__Direction__: Your task is to repeat all of the data exactly while excluding the pictures.
#### Information shown ####
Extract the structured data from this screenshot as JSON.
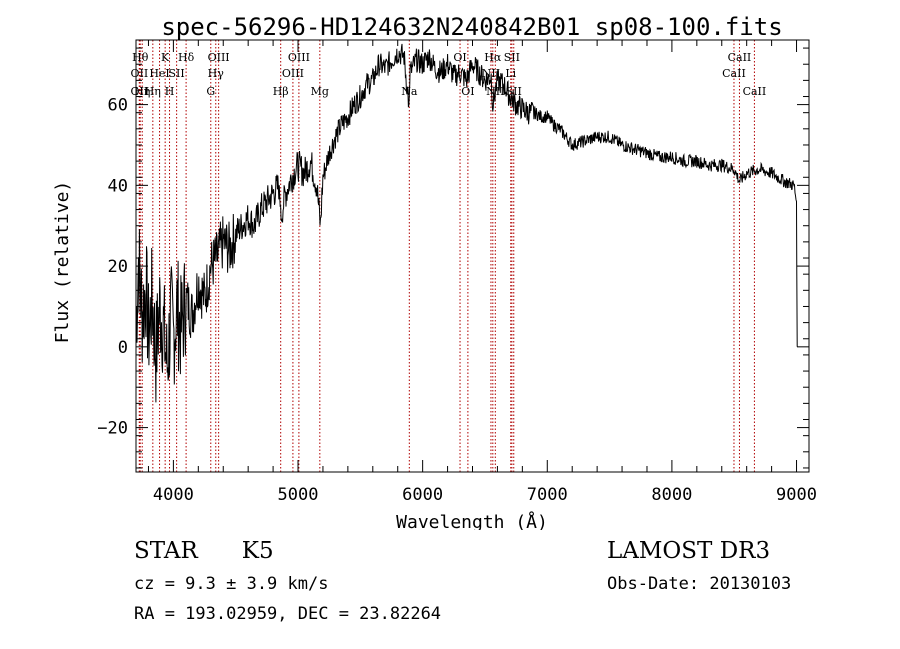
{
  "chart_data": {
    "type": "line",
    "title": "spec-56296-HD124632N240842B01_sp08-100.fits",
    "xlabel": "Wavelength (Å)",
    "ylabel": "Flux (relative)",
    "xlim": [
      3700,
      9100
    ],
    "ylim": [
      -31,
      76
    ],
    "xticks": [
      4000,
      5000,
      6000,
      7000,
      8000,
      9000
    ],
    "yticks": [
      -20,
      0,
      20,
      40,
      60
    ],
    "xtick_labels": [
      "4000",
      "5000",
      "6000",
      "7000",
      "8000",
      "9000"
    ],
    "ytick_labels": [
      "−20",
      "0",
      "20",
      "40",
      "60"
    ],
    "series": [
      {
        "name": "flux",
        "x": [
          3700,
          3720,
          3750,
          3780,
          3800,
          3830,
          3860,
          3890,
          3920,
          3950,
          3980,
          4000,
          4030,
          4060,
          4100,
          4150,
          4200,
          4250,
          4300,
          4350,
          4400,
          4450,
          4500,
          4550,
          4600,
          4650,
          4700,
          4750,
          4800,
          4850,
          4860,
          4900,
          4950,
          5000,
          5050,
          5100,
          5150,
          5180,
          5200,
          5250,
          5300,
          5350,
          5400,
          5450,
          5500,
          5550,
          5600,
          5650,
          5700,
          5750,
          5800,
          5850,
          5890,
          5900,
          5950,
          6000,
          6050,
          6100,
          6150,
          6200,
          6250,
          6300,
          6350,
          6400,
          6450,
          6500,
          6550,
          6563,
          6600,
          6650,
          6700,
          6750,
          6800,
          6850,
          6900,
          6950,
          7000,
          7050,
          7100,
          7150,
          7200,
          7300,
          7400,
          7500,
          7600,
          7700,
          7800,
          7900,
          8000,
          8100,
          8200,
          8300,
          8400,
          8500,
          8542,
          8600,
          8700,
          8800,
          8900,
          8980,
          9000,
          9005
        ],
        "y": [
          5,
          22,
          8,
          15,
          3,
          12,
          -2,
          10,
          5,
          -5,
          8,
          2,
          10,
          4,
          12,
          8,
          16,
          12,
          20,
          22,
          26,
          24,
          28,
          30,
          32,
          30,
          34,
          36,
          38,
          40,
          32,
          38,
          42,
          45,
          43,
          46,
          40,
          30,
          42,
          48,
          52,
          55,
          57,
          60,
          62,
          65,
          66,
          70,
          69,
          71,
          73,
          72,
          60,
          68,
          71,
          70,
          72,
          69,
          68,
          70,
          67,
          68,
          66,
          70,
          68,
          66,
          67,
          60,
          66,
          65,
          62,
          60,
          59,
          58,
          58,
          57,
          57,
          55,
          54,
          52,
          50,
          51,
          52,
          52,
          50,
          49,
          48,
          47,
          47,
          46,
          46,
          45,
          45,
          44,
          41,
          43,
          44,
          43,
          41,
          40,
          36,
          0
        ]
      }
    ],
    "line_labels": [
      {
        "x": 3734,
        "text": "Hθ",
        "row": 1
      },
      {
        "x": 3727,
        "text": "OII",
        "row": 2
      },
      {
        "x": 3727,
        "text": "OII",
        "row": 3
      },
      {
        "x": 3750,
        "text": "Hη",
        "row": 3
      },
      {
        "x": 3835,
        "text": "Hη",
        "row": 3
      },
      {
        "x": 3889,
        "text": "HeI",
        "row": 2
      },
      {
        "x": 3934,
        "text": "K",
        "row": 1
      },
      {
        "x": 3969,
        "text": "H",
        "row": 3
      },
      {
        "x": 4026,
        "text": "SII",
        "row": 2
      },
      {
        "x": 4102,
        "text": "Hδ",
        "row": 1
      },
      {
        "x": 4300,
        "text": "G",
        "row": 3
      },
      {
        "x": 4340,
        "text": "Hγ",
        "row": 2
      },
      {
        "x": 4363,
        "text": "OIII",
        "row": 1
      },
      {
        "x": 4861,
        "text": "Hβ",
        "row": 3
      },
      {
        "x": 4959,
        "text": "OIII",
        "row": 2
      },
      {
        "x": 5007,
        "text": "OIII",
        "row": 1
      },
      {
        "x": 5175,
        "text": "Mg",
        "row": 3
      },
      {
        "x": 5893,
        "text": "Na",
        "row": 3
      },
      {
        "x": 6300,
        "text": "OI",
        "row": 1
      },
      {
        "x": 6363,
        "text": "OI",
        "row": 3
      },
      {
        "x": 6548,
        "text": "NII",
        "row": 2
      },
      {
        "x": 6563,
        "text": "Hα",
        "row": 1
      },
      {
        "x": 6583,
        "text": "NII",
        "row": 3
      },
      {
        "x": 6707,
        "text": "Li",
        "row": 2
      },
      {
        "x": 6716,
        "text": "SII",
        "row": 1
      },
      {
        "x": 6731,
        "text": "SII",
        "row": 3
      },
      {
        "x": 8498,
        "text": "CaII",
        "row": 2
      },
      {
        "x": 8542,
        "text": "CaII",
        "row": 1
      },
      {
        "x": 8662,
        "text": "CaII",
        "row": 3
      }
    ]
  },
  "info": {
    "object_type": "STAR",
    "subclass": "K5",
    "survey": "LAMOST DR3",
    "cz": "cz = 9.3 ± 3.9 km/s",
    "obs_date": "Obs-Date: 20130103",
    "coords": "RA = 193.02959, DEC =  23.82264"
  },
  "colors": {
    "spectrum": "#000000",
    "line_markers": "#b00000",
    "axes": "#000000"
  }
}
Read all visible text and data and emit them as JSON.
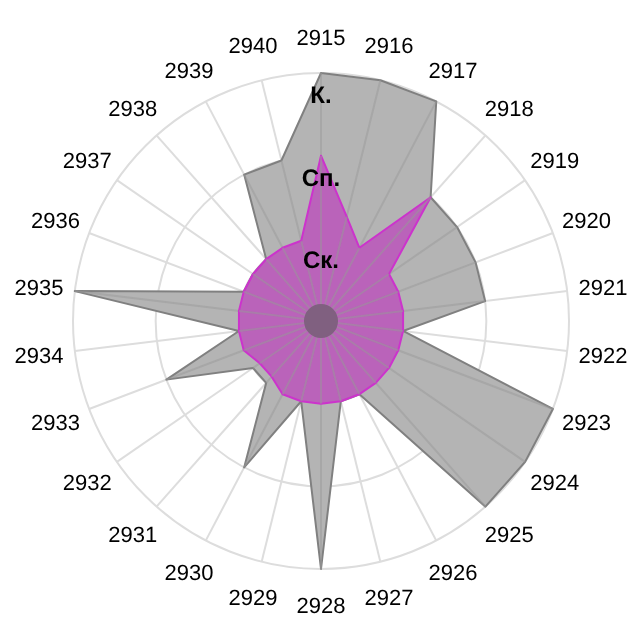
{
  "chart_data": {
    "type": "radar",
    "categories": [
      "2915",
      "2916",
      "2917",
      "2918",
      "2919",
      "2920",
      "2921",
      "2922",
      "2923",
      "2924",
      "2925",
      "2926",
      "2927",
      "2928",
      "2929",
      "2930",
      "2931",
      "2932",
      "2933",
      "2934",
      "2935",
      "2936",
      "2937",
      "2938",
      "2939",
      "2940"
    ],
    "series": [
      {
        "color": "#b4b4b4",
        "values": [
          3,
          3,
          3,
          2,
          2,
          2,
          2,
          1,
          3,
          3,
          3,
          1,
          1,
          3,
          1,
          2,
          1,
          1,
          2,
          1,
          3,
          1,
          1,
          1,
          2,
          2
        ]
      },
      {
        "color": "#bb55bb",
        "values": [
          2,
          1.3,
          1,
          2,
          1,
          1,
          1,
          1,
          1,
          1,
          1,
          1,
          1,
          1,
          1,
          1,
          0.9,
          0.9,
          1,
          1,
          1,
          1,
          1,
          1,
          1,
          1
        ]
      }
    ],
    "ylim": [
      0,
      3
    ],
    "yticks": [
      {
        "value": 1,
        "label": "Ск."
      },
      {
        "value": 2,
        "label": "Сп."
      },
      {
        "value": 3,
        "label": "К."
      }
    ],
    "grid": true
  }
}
####
__Result of the exercise__:
Extract the structured data from this screenshot as JSON.
{
  "chart_data": {
    "type": "line",
    "title": "spec-56296-HD124632N240842B01_sp08-100.fits",
    "xlabel": "Wavelength (Å)",
    "ylabel": "Flux (relative)",
    "xlim": [
      3700,
      9100
    ],
    "ylim": [
      -31,
      76
    ],
    "xticks": [
      4000,
      5000,
      6000,
      7000,
      8000,
      9000
    ],
    "yticks": [
      -20,
      0,
      20,
      40,
      60
    ],
    "xtick_labels": [
      "4000",
      "5000",
      "6000",
      "7000",
      "8000",
      "9000"
    ],
    "ytick_labels": [
      "−20",
      "0",
      "20",
      "40",
      "60"
    ],
    "series": [
      {
        "name": "flux",
        "x": [
          3700,
          3720,
          3750,
          3780,
          3800,
          3830,
          3860,
          3890,
          3920,
          3950,
          3980,
          4000,
          4030,
          4060,
          4100,
          4150,
          4200,
          4250,
          4300,
          4350,
          4400,
          4450,
          4500,
          4550,
          4600,
          4650,
          4700,
          4750,
          4800,
          4850,
          4860,
          4900,
          4950,
          5000,
          5050,
          5100,
          5150,
          5180,
          5200,
          5250,
          5300,
          5350,
          5400,
          5450,
          5500,
          5550,
          5600,
          5650,
          5700,
          5750,
          5800,
          5850,
          5890,
          5900,
          5950,
          6000,
          6050,
          6100,
          6150,
          6200,
          6250,
          6300,
          6350,
          6400,
          6450,
          6500,
          6550,
          6563,
          6600,
          6650,
          6700,
          6750,
          6800,
          6850,
          6900,
          6950,
          7000,
          7050,
          7100,
          7150,
          7200,
          7300,
          7400,
          7500,
          7600,
          7700,
          7800,
          7900,
          8000,
          8100,
          8200,
          8300,
          8400,
          8500,
          8542,
          8600,
          8700,
          8800,
          8900,
          8980,
          9000,
          9005
        ],
        "y": [
          5,
          22,
          8,
          15,
          3,
          12,
          -2,
          10,
          5,
          -5,
          8,
          2,
          10,
          4,
          12,
          8,
          16,
          12,
          20,
          22,
          26,
          24,
          28,
          30,
          32,
          30,
          34,
          36,
          38,
          40,
          32,
          38,
          42,
          45,
          43,
          46,
          40,
          30,
          42,
          48,
          52,
          55,
          57,
          60,
          62,
          65,
          66,
          70,
          69,
          71,
          73,
          72,
          60,
          68,
          71,
          70,
          72,
          69,
          68,
          70,
          67,
          68,
          66,
          70,
          68,
          66,
          67,
          60,
          66,
          65,
          62,
          60,
          59,
          58,
          58,
          57,
          57,
          55,
          54,
          52,
          50,
          51,
          52,
          52,
          50,
          49,
          48,
          47,
          47,
          46,
          46,
          45,
          45,
          44,
          41,
          43,
          44,
          43,
          41,
          40,
          36,
          0
        ]
      }
    ],
    "line_labels": [
      {
        "x": 3734,
        "text": "Hθ",
        "row": 1
      },
      {
        "x": 3727,
        "text": "OII",
        "row": 2
      },
      {
        "x": 3727,
        "text": "OII",
        "row": 3
      },
      {
        "x": 3750,
        "text": "Hη",
        "row": 3
      },
      {
        "x": 3835,
        "text": "Hη",
        "row": 3
      },
      {
        "x": 3889,
        "text": "HeI",
        "row": 2
      },
      {
        "x": 3934,
        "text": "K",
        "row": 1
      },
      {
        "x": 3969,
        "text": "H",
        "row": 3
      },
      {
        "x": 4026,
        "text": "SII",
        "row": 2
      },
      {
        "x": 4102,
        "text": "Hδ",
        "row": 1
      },
      {
        "x": 4300,
        "text": "G",
        "row": 3
      },
      {
        "x": 4340,
        "text": "Hγ",
        "row": 2
      },
      {
        "x": 4363,
        "text": "OIII",
        "row": 1
      },
      {
        "x": 4861,
        "text": "Hβ",
        "row": 3
      },
      {
        "x": 4959,
        "text": "OIII",
        "row": 2
      },
      {
        "x": 5007,
        "text": "OIII",
        "row": 1
      },
      {
        "x": 5175,
        "text": "Mg",
        "row": 3
      },
      {
        "x": 5893,
        "text": "Na",
        "row": 3
      },
      {
        "x": 6300,
        "text": "OI",
        "row": 1
      },
      {
        "x": 6363,
        "text": "OI",
        "row": 3
      },
      {
        "x": 6548,
        "text": "NII",
        "row": 2
      },
      {
        "x": 6563,
        "text": "Hα",
        "row": 1
      },
      {
        "x": 6583,
        "text": "NII",
        "row": 3
      },
      {
        "x": 6707,
        "text": "Li",
        "row": 2
      },
      {
        "x": 6716,
        "text": "SII",
        "row": 1
      },
      {
        "x": 6731,
        "text": "SII",
        "row": 3
      },
      {
        "x": 8498,
        "text": "CaII",
        "row": 2
      },
      {
        "x": 8542,
        "text": "CaII",
        "row": 1
      },
      {
        "x": 8662,
        "text": "CaII",
        "row": 3
      }
    ]
  },
  "info": {
    "object_type": "STAR",
    "subclass": "K5",
    "survey": "LAMOST DR3",
    "cz": "cz = 9.3 ± 3.9 km/s",
    "obs_date": "Obs-Date: 20130103",
    "coords": "RA = 193.02959, DEC =  23.82264"
  },
  "colors": {
    "spectrum": "#000000",
    "line_markers": "#b00000",
    "axes": "#000000"
  }
}
Read all visible text and data and emit them as JSON.
{
  "chart_data": {
    "type": "radar",
    "categories": [
      "2915",
      "2916",
      "2917",
      "2918",
      "2919",
      "2920",
      "2921",
      "2922",
      "2923",
      "2924",
      "2925",
      "2926",
      "2927",
      "2928",
      "2929",
      "2930",
      "2931",
      "2932",
      "2933",
      "2934",
      "2935",
      "2936",
      "2937",
      "2938",
      "2939",
      "2940"
    ],
    "series": [
      {
        "color": "#b4b4b4",
        "values": [
          3,
          3,
          3,
          2,
          2,
          2,
          2,
          1,
          3,
          3,
          3,
          1,
          1,
          3,
          1,
          2,
          1,
          1,
          2,
          1,
          3,
          1,
          1,
          1,
          2,
          2
        ]
      },
      {
        "color": "#bb55bb",
        "values": [
          2,
          1.3,
          1,
          2,
          1,
          1,
          1,
          1,
          1,
          1,
          1,
          1,
          1,
          1,
          1,
          1,
          0.9,
          0.9,
          1,
          1,
          1,
          1,
          1,
          1,
          1,
          1
        ]
      }
    ],
    "ylim": [
      0,
      3
    ],
    "yticks": [
      {
        "value": 1,
        "label": "Ск."
      },
      {
        "value": 2,
        "label": "Сп."
      },
      {
        "value": 3,
        "label": "К."
      }
    ],
    "grid": true
  }
}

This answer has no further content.